Written task.
Pull out each line of the records holding the string "uchun".
#### Listing
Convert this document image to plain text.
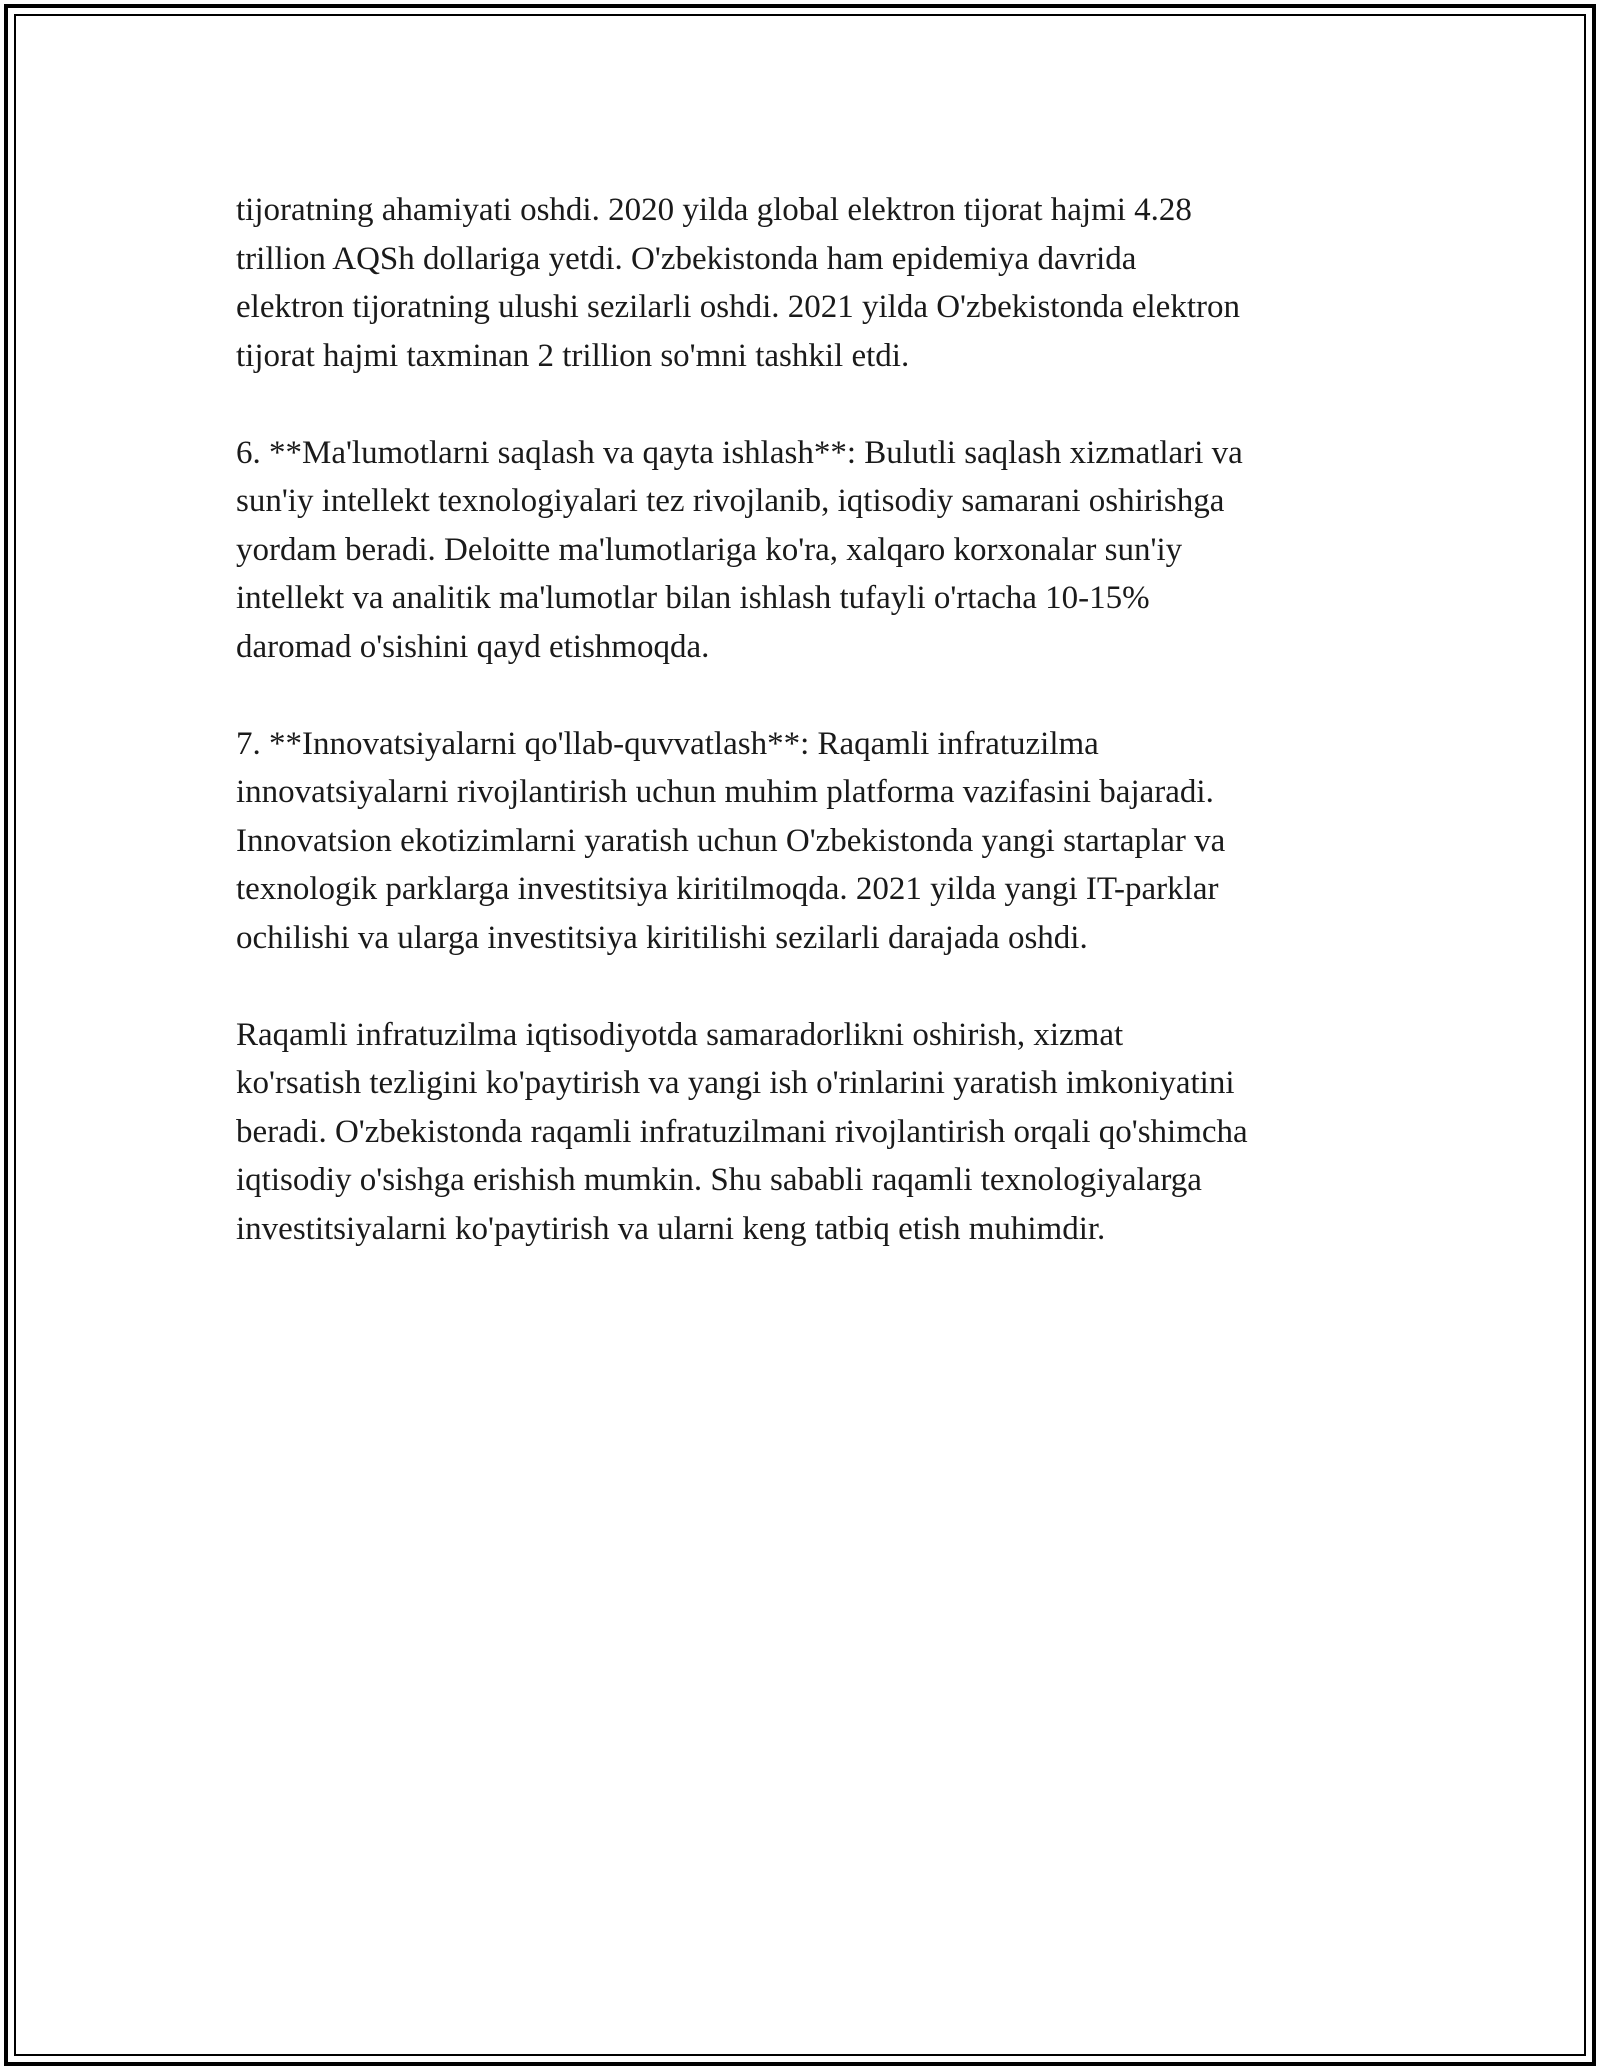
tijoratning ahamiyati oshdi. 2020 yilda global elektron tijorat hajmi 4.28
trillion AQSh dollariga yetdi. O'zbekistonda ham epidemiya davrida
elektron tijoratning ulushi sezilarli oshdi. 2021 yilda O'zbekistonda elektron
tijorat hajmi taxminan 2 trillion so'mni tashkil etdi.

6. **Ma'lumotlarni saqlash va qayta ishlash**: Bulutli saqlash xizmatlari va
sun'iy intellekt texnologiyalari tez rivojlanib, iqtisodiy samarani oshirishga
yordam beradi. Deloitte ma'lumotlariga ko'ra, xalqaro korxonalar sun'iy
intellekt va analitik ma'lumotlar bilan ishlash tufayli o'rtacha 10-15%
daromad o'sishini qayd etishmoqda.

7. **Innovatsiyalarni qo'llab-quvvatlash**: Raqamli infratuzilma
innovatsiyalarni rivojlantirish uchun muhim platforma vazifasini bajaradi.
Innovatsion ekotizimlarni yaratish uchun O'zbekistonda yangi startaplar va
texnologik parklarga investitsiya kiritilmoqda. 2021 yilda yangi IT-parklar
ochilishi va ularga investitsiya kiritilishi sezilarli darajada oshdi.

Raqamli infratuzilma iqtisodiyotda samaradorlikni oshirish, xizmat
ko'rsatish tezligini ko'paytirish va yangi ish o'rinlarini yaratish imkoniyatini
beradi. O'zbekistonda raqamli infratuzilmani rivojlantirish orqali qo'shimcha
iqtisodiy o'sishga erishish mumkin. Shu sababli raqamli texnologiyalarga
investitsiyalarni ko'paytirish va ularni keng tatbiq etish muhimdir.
########
Correct result.
innovatsiyalarni rivojlantirish uchun muhim platforma vazifasini bajaradi.
Innovatsion ekotizimlarni yaratish uchun O'zbekistonda yangi startaplar va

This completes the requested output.